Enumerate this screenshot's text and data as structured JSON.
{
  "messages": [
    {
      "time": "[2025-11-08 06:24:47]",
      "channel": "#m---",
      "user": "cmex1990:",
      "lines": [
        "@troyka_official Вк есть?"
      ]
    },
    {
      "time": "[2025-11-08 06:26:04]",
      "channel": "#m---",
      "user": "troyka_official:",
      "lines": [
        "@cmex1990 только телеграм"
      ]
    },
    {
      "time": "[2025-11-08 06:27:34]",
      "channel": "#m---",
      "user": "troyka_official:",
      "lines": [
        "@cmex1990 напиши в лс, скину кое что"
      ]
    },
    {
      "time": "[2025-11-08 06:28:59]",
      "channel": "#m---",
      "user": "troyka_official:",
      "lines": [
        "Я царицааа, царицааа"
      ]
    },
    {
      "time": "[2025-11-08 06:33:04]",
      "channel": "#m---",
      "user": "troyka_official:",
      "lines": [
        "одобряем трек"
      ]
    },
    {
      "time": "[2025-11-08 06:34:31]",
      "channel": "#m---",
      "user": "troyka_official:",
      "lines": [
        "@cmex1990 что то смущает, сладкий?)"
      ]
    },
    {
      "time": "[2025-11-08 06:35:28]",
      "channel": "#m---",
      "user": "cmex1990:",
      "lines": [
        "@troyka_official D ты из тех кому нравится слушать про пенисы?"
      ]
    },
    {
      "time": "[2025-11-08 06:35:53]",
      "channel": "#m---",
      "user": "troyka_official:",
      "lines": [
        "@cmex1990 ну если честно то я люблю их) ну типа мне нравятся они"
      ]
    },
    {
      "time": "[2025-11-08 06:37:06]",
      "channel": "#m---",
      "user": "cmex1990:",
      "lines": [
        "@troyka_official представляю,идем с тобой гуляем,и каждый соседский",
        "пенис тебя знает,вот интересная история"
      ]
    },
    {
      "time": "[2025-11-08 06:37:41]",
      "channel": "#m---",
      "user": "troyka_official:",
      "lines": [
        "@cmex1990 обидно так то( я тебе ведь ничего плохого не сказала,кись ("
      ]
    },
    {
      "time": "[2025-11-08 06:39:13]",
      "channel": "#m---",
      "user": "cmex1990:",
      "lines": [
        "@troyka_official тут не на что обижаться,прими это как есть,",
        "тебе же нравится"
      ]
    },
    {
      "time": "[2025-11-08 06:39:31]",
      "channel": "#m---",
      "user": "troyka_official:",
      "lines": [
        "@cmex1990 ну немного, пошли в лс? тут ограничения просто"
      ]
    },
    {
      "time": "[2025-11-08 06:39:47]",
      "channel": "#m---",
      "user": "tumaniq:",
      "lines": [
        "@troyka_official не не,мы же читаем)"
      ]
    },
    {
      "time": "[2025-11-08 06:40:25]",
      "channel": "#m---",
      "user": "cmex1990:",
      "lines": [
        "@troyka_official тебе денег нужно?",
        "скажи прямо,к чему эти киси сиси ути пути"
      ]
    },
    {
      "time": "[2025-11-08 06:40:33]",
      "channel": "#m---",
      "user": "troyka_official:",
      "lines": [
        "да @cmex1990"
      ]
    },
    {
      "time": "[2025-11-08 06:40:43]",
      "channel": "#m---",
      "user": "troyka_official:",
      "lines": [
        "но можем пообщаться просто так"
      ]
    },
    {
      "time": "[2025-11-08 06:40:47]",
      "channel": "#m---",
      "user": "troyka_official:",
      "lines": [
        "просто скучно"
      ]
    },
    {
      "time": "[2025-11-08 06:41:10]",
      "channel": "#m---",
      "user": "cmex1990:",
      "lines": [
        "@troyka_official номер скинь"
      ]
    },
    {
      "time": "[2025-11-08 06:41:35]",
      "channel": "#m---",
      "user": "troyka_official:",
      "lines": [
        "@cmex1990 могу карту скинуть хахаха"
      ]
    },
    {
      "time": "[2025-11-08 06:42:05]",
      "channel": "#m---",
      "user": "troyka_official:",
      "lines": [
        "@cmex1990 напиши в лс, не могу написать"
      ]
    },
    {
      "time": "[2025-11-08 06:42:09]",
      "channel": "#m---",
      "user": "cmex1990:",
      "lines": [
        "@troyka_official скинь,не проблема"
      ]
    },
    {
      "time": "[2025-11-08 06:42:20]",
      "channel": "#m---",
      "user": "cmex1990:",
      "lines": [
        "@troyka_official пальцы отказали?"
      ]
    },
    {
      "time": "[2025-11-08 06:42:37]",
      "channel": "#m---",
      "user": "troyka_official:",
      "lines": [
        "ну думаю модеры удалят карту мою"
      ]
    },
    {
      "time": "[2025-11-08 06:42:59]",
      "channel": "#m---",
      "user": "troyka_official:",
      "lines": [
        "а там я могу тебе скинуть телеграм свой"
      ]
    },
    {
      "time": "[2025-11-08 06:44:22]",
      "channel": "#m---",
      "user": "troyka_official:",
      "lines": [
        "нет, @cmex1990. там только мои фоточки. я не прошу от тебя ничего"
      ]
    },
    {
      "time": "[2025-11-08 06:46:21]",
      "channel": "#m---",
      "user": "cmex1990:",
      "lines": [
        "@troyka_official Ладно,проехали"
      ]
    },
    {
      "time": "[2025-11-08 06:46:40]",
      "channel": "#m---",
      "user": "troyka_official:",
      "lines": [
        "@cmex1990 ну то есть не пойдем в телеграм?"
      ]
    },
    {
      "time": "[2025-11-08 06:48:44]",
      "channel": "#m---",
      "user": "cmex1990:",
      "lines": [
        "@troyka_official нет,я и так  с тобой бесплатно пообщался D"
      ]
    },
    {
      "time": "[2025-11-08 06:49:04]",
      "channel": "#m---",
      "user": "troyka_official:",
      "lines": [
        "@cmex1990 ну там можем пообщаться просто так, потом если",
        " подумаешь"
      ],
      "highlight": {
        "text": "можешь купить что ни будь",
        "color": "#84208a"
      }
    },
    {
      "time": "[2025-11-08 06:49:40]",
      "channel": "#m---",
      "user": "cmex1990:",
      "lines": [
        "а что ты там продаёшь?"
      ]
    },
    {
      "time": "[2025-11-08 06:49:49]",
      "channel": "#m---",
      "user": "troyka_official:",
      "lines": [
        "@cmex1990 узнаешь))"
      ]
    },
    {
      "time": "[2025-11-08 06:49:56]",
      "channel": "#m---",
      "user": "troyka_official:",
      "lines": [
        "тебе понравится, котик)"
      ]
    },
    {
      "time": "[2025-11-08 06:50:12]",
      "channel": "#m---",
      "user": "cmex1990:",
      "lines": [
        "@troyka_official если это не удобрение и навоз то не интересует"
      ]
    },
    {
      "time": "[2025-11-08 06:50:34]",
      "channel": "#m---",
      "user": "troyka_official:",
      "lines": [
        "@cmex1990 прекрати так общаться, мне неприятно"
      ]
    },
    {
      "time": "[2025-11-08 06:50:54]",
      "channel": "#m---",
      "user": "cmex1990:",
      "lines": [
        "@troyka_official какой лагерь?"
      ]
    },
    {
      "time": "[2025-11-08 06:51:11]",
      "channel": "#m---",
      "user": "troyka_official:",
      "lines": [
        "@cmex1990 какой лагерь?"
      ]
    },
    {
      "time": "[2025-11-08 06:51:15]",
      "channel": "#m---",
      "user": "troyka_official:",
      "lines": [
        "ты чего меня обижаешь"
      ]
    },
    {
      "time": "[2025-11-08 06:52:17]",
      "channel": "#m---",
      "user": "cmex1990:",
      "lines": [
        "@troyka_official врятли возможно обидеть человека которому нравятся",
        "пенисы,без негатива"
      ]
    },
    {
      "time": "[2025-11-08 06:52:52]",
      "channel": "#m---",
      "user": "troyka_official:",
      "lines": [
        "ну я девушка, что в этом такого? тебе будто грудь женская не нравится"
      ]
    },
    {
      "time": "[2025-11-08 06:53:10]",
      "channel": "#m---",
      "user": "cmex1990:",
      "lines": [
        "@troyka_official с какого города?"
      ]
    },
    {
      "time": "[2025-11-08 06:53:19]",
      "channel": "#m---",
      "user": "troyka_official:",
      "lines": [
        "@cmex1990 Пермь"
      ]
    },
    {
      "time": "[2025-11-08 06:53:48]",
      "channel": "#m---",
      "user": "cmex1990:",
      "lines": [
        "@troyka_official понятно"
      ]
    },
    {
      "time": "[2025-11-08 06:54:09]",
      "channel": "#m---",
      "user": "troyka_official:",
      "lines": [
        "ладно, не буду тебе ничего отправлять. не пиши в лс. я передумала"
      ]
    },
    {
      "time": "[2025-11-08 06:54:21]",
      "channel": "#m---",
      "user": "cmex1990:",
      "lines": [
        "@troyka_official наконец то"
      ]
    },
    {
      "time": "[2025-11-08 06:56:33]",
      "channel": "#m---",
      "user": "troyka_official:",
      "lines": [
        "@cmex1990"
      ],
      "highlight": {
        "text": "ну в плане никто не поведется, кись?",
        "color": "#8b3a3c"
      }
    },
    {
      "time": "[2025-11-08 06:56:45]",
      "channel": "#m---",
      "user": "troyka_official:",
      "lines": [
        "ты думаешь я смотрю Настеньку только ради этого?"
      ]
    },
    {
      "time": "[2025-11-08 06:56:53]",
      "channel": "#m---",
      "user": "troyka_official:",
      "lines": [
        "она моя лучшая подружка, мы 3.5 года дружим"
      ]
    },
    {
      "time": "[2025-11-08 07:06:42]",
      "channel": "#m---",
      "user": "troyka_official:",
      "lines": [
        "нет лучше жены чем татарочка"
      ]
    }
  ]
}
--
**Problem details**.
Identify the lines that contain the string "карту", and copy every one of them.

**Answer to this problem**.
        "@cmex1990 могу карту скинуть хахаха"
        "ну думаю модеры удалят карту мою"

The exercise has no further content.